Stored data entries:
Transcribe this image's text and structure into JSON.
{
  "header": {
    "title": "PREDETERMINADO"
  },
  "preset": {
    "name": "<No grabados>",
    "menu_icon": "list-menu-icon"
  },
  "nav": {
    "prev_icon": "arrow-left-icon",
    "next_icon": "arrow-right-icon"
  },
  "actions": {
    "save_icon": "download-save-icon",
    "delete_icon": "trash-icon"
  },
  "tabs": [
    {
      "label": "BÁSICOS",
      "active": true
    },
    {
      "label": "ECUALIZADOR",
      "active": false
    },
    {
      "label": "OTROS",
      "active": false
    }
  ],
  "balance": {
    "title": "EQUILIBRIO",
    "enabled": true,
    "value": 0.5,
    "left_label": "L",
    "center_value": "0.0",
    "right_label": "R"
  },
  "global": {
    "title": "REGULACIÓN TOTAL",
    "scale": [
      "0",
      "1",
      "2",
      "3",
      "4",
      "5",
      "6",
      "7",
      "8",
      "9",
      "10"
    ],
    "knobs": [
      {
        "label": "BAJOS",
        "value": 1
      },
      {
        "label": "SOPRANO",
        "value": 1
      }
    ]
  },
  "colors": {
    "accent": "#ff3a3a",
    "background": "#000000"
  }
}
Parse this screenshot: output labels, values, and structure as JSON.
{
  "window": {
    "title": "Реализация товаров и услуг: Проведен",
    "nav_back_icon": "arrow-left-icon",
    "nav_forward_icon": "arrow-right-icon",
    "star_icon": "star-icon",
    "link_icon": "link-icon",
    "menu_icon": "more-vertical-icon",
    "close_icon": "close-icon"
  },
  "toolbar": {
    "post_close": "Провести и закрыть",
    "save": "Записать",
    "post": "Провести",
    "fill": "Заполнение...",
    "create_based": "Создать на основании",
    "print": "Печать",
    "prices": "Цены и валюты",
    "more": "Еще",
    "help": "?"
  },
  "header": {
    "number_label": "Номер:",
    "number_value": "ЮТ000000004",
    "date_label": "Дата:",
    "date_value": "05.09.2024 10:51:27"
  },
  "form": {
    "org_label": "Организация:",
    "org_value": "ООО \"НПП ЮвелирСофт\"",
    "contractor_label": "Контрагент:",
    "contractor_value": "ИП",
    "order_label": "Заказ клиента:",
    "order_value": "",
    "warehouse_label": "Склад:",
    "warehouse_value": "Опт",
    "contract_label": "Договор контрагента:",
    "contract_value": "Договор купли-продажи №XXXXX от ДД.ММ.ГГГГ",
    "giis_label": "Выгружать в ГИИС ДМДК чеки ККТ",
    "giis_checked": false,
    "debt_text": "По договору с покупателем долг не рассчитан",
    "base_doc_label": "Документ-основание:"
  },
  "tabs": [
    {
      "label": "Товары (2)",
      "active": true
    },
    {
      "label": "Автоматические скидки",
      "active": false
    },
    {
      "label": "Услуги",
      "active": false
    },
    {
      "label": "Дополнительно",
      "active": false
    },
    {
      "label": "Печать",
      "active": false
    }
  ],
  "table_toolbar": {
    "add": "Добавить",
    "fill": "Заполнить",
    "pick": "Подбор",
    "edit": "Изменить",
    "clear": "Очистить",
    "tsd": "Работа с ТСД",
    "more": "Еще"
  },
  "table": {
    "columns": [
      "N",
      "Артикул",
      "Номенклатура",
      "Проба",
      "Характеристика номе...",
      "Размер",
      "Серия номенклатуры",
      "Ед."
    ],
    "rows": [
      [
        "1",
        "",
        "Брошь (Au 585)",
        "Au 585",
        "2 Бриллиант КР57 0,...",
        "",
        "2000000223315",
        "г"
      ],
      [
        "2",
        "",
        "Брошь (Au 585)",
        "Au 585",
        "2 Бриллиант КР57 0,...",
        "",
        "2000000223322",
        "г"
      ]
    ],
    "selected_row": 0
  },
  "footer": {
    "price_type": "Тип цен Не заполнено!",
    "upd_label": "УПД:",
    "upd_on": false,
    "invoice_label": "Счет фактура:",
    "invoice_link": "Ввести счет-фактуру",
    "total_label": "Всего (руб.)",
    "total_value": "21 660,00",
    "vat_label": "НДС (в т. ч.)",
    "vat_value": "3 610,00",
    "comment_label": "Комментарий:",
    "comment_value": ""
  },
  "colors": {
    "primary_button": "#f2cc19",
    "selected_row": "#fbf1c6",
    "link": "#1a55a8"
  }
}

» Directions:
Quote all the records. Keep every word exact.

» Solution for this exercise:
Transcribe this image's text and structure into JSON.
{
  "header": {
    "title": "PREDETERMINADO"
  },
  "preset": {
    "name": "<No grabados>",
    "menu_icon": "list-menu-icon"
  },
  "nav": {
    "prev_icon": "arrow-left-icon",
    "next_icon": "arrow-right-icon"
  },
  "actions": {
    "save_icon": "download-save-icon",
    "delete_icon": "trash-icon"
  },
  "tabs": [
    {
      "label": "BÁSICOS",
      "active": true
    },
    {
      "label": "ECUALIZADOR",
      "active": false
    },
    {
      "label": "OTROS",
      "active": false
    }
  ],
  "balance": {
    "title": "EQUILIBRIO",
    "enabled": true,
    "value": 0.5,
    "left_label": "L",
    "center_value": "0.0",
    "right_label": "R"
  },
  "global": {
    "title": "REGULACIÓN TOTAL",
    "scale": [
      "0",
      "1",
      "2",
      "3",
      "4",
      "5",
      "6",
      "7",
      "8",
      "9",
      "10"
    ],
    "knobs": [
      {
        "label": "BAJOS",
        "value": 1
      },
      {
        "label": "SOPRANO",
        "value": 1
      }
    ]
  },
  "colors": {
    "accent": "#ff3a3a",
    "background": "#000000"
  }
}
Parse this screenshot: output labels, values, and structure as JSON.
{
  "window": {
    "title": "Реализация товаров и услуг: Проведен",
    "nav_back_icon": "arrow-left-icon",
    "nav_forward_icon": "arrow-right-icon",
    "star_icon": "star-icon",
    "link_icon": "link-icon",
    "menu_icon": "more-vertical-icon",
    "close_icon": "close-icon"
  },
  "toolbar": {
    "post_close": "Провести и закрыть",
    "save": "Записать",
    "post": "Провести",
    "fill": "Заполнение...",
    "create_based": "Создать на основании",
    "print": "Печать",
    "prices": "Цены и валюты",
    "more": "Еще",
    "help": "?"
  },
  "header": {
    "number_label": "Номер:",
    "number_value": "ЮТ000000004",
    "date_label": "Дата:",
    "date_value": "05.09.2024 10:51:27"
  },
  "form": {
    "org_label": "Организация:",
    "org_value": "ООО \"НПП ЮвелирСофт\"",
    "contractor_label": "Контрагент:",
    "contractor_value": "ИП",
    "order_label": "Заказ клиента:",
    "order_value": "",
    "warehouse_label": "Склад:",
    "warehouse_value": "Опт",
    "contract_label": "Договор контрагента:",
    "contract_value": "Договор купли-продажи №XXXXX от ДД.ММ.ГГГГ",
    "giis_label": "Выгружать в ГИИС ДМДК чеки ККТ",
    "giis_checked": false,
    "debt_text": "По договору с покупателем долг не рассчитан",
    "base_doc_label": "Документ-основание:"
  },
  "tabs": [
    {
      "label": "Товары (2)",
      "active": true
    },
    {
      "label": "Автоматические скидки",
      "active": false
    },
    {
      "label": "Услуги",
      "active": false
    },
    {
      "label": "Дополнительно",
      "active": false
    },
    {
      "label": "Печать",
      "active": false
    }
  ],
  "table_toolbar": {
    "add": "Добавить",
    "fill": "Заполнить",
    "pick": "Подбор",
    "edit": "Изменить",
    "clear": "Очистить",
    "tsd": "Работа с ТСД",
    "more": "Еще"
  },
  "table": {
    "columns": [
      "N",
      "Артикул",
      "Номенклатура",
      "Проба",
      "Характеристика номе...",
      "Размер",
      "Серия номенклатуры",
      "Ед."
    ],
    "rows": [
      [
        "1",
        "",
        "Брошь (Au 585)",
        "Au 585",
        "2 Бриллиант КР57 0,...",
        "",
        "2000000223315",
        "г"
      ],
      [
        "2",
        "",
        "Брошь (Au 585)",
        "Au 585",
        "2 Бриллиант КР57 0,...",
        "",
        "2000000223322",
        "г"
      ]
    ],
    "selected_row": 0
  },
  "footer": {
    "price_type": "Тип цен Не заполнено!",
    "upd_label": "УПД:",
    "upd_on": false,
    "invoice_label": "Счет фактура:",
    "invoice_link": "Ввести счет-фактуру",
    "total_label": "Всего (руб.)",
    "total_value": "21 660,00",
    "vat_label": "НДС (в т. ч.)",
    "vat_value": "3 610,00",
    "comment_label": "Комментарий:",
    "comment_value": ""
  },
  "colors": {
    "primary_button": "#f2cc19",
    "selected_row": "#fbf1c6",
    "link": "#1a55a8"
  }
}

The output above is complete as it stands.